Written exercise> All of the lines below are to be transcribed faithfully, with pictures excluded from the copy.

Records for this exercise>
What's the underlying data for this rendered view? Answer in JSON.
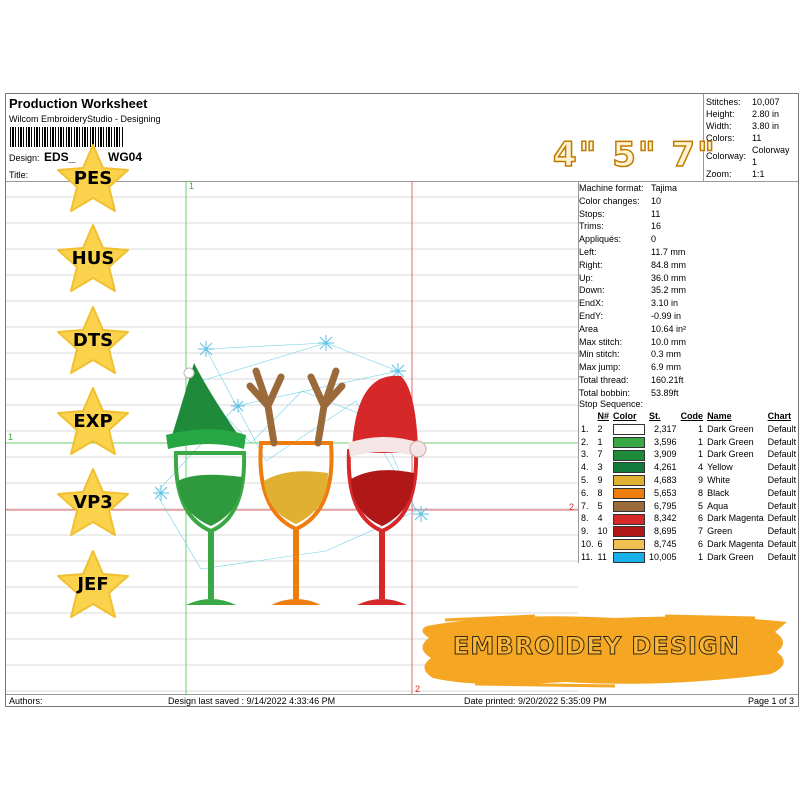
{
  "header": {
    "title": "Production Worksheet",
    "subtitle": "Wilcom EmbroideryStudio - Designing",
    "design_label": "Design:",
    "design_value": "EDS_",
    "design_suffix": "WG04",
    "title_label": "Title:"
  },
  "stats": [
    {
      "k": "Stitches:",
      "v": "10,007"
    },
    {
      "k": "Height:",
      "v": "2.80 in"
    },
    {
      "k": "Width:",
      "v": "3.80 in"
    },
    {
      "k": "Colors:",
      "v": "11"
    },
    {
      "k": "Colorway:",
      "v": "Colorway 1"
    },
    {
      "k": "Zoom:",
      "v": "1:1"
    }
  ],
  "sizes_overlay": "4\"  5\"  7\"",
  "properties": [
    {
      "k": "Machine format:",
      "v": "Tajima"
    },
    {
      "k": "Color changes:",
      "v": "10"
    },
    {
      "k": "Stops:",
      "v": "11"
    },
    {
      "k": "Trims:",
      "v": "16"
    },
    {
      "k": "Appliqués:",
      "v": "0"
    },
    {
      "k": "Left:",
      "v": "11.7 mm"
    },
    {
      "k": "Right:",
      "v": "84.8 mm"
    },
    {
      "k": "Up:",
      "v": "36.0 mm"
    },
    {
      "k": "Down:",
      "v": "35.2 mm"
    },
    {
      "k": "EndX:",
      "v": "3.10 in"
    },
    {
      "k": "EndY:",
      "v": "-0.99 in"
    },
    {
      "k": "Area",
      "v": "10.64 in²"
    },
    {
      "k": "Max stitch:",
      "v": "10.0 mm"
    },
    {
      "k": "Min stitch:",
      "v": "0.3 mm"
    },
    {
      "k": "Max jump:",
      "v": "6.9 mm"
    },
    {
      "k": "Total thread:",
      "v": "160.21ft"
    },
    {
      "k": "Total bobbin:",
      "v": "53.89ft"
    }
  ],
  "stop_sequence": {
    "label": "Stop Sequence:",
    "columns": [
      "N#",
      "Color",
      "St.",
      "Code",
      "Name",
      "Chart"
    ],
    "rows": [
      {
        "i": "1.",
        "n": "2",
        "color": "#ffffff",
        "st": "2,317",
        "code": "1",
        "name": "Dark Green",
        "chart": "Default"
      },
      {
        "i": "2.",
        "n": "1",
        "color": "#3aa845",
        "st": "3,596",
        "code": "1",
        "name": "Dark Green",
        "chart": "Default"
      },
      {
        "i": "3.",
        "n": "7",
        "color": "#1e8a3a",
        "st": "3,909",
        "code": "1",
        "name": "Dark Green",
        "chart": "Default"
      },
      {
        "i": "4.",
        "n": "3",
        "color": "#147a3c",
        "st": "4,261",
        "code": "4",
        "name": "Yellow",
        "chart": "Default"
      },
      {
        "i": "5.",
        "n": "9",
        "color": "#e0b030",
        "st": "4,683",
        "code": "9",
        "name": "White",
        "chart": "Default"
      },
      {
        "i": "6.",
        "n": "8",
        "color": "#ee7d10",
        "st": "5,653",
        "code": "8",
        "name": "Black",
        "chart": "Default"
      },
      {
        "i": "7.",
        "n": "5",
        "color": "#9a6a3a",
        "st": "6,795",
        "code": "5",
        "name": "Aqua",
        "chart": "Default"
      },
      {
        "i": "8.",
        "n": "4",
        "color": "#d62828",
        "st": "8,342",
        "code": "6",
        "name": "Dark Magenta",
        "chart": "Default"
      },
      {
        "i": "9.",
        "n": "10",
        "color": "#b01818",
        "st": "8,695",
        "code": "7",
        "name": "Green",
        "chart": "Default"
      },
      {
        "i": "10.",
        "n": "6",
        "color": "#f0c050",
        "st": "8,745",
        "code": "6",
        "name": "Dark Magenta",
        "chart": "Default"
      },
      {
        "i": "11.",
        "n": "11",
        "color": "#18b0e8",
        "st": "10,005",
        "code": "1",
        "name": "Dark Green",
        "chart": "Default"
      }
    ]
  },
  "formats": [
    "PES",
    "HUS",
    "DTS",
    "EXP",
    "VP3",
    "JEF"
  ],
  "banner": "EMBROIDEY DESIGN",
  "axis_markers": {
    "top": "1",
    "left": "1",
    "right": "2",
    "bottom": "2"
  },
  "footer": {
    "authors": "Authors:",
    "saved": "Design last saved : 9/14/2022 4:33:46 PM",
    "printed": "Date printed: 9/20/2022 5:35:09 PM",
    "page": "Page 1 of 3"
  },
  "colors": {
    "star": "#fbd24b",
    "brush": "#f5a623",
    "guide_green": "#6ccf6c",
    "guide_red": "#e26a6a"
  }
}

Output of the exercise>
What's the underlying data for this rendered view? Answer in JSON.
{
  "header": {
    "title": "Production Worksheet",
    "subtitle": "Wilcom EmbroideryStudio - Designing",
    "design_label": "Design:",
    "design_value": "EDS_",
    "design_suffix": "WG04",
    "title_label": "Title:"
  },
  "stats": [
    {
      "k": "Stitches:",
      "v": "10,007"
    },
    {
      "k": "Height:",
      "v": "2.80 in"
    },
    {
      "k": "Width:",
      "v": "3.80 in"
    },
    {
      "k": "Colors:",
      "v": "11"
    },
    {
      "k": "Colorway:",
      "v": "Colorway 1"
    },
    {
      "k": "Zoom:",
      "v": "1:1"
    }
  ],
  "sizes_overlay": "4\"  5\"  7\"",
  "properties": [
    {
      "k": "Machine format:",
      "v": "Tajima"
    },
    {
      "k": "Color changes:",
      "v": "10"
    },
    {
      "k": "Stops:",
      "v": "11"
    },
    {
      "k": "Trims:",
      "v": "16"
    },
    {
      "k": "Appliqués:",
      "v": "0"
    },
    {
      "k": "Left:",
      "v": "11.7 mm"
    },
    {
      "k": "Right:",
      "v": "84.8 mm"
    },
    {
      "k": "Up:",
      "v": "36.0 mm"
    },
    {
      "k": "Down:",
      "v": "35.2 mm"
    },
    {
      "k": "EndX:",
      "v": "3.10 in"
    },
    {
      "k": "EndY:",
      "v": "-0.99 in"
    },
    {
      "k": "Area",
      "v": "10.64 in²"
    },
    {
      "k": "Max stitch:",
      "v": "10.0 mm"
    },
    {
      "k": "Min stitch:",
      "v": "0.3 mm"
    },
    {
      "k": "Max jump:",
      "v": "6.9 mm"
    },
    {
      "k": "Total thread:",
      "v": "160.21ft"
    },
    {
      "k": "Total bobbin:",
      "v": "53.89ft"
    }
  ],
  "stop_sequence": {
    "label": "Stop Sequence:",
    "columns": [
      "N#",
      "Color",
      "St.",
      "Code",
      "Name",
      "Chart"
    ],
    "rows": [
      {
        "i": "1.",
        "n": "2",
        "color": "#ffffff",
        "st": "2,317",
        "code": "1",
        "name": "Dark Green",
        "chart": "Default"
      },
      {
        "i": "2.",
        "n": "1",
        "color": "#3aa845",
        "st": "3,596",
        "code": "1",
        "name": "Dark Green",
        "chart": "Default"
      },
      {
        "i": "3.",
        "n": "7",
        "color": "#1e8a3a",
        "st": "3,909",
        "code": "1",
        "name": "Dark Green",
        "chart": "Default"
      },
      {
        "i": "4.",
        "n": "3",
        "color": "#147a3c",
        "st": "4,261",
        "code": "4",
        "name": "Yellow",
        "chart": "Default"
      },
      {
        "i": "5.",
        "n": "9",
        "color": "#e0b030",
        "st": "4,683",
        "code": "9",
        "name": "White",
        "chart": "Default"
      },
      {
        "i": "6.",
        "n": "8",
        "color": "#ee7d10",
        "st": "5,653",
        "code": "8",
        "name": "Black",
        "chart": "Default"
      },
      {
        "i": "7.",
        "n": "5",
        "color": "#9a6a3a",
        "st": "6,795",
        "code": "5",
        "name": "Aqua",
        "chart": "Default"
      },
      {
        "i": "8.",
        "n": "4",
        "color": "#d62828",
        "st": "8,342",
        "code": "6",
        "name": "Dark Magenta",
        "chart": "Default"
      },
      {
        "i": "9.",
        "n": "10",
        "color": "#b01818",
        "st": "8,695",
        "code": "7",
        "name": "Green",
        "chart": "Default"
      },
      {
        "i": "10.",
        "n": "6",
        "color": "#f0c050",
        "st": "8,745",
        "code": "6",
        "name": "Dark Magenta",
        "chart": "Default"
      },
      {
        "i": "11.",
        "n": "11",
        "color": "#18b0e8",
        "st": "10,005",
        "code": "1",
        "name": "Dark Green",
        "chart": "Default"
      }
    ]
  },
  "formats": [
    "PES",
    "HUS",
    "DTS",
    "EXP",
    "VP3",
    "JEF"
  ],
  "banner": "EMBROIDEY DESIGN",
  "axis_markers": {
    "top": "1",
    "left": "1",
    "right": "2",
    "bottom": "2"
  },
  "footer": {
    "authors": "Authors:",
    "saved": "Design last saved : 9/14/2022 4:33:46 PM",
    "printed": "Date printed: 9/20/2022 5:35:09 PM",
    "page": "Page 1 of 3"
  },
  "colors": {
    "star": "#fbd24b",
    "brush": "#f5a623",
    "guide_green": "#6ccf6c",
    "guide_red": "#e26a6a"
  }
}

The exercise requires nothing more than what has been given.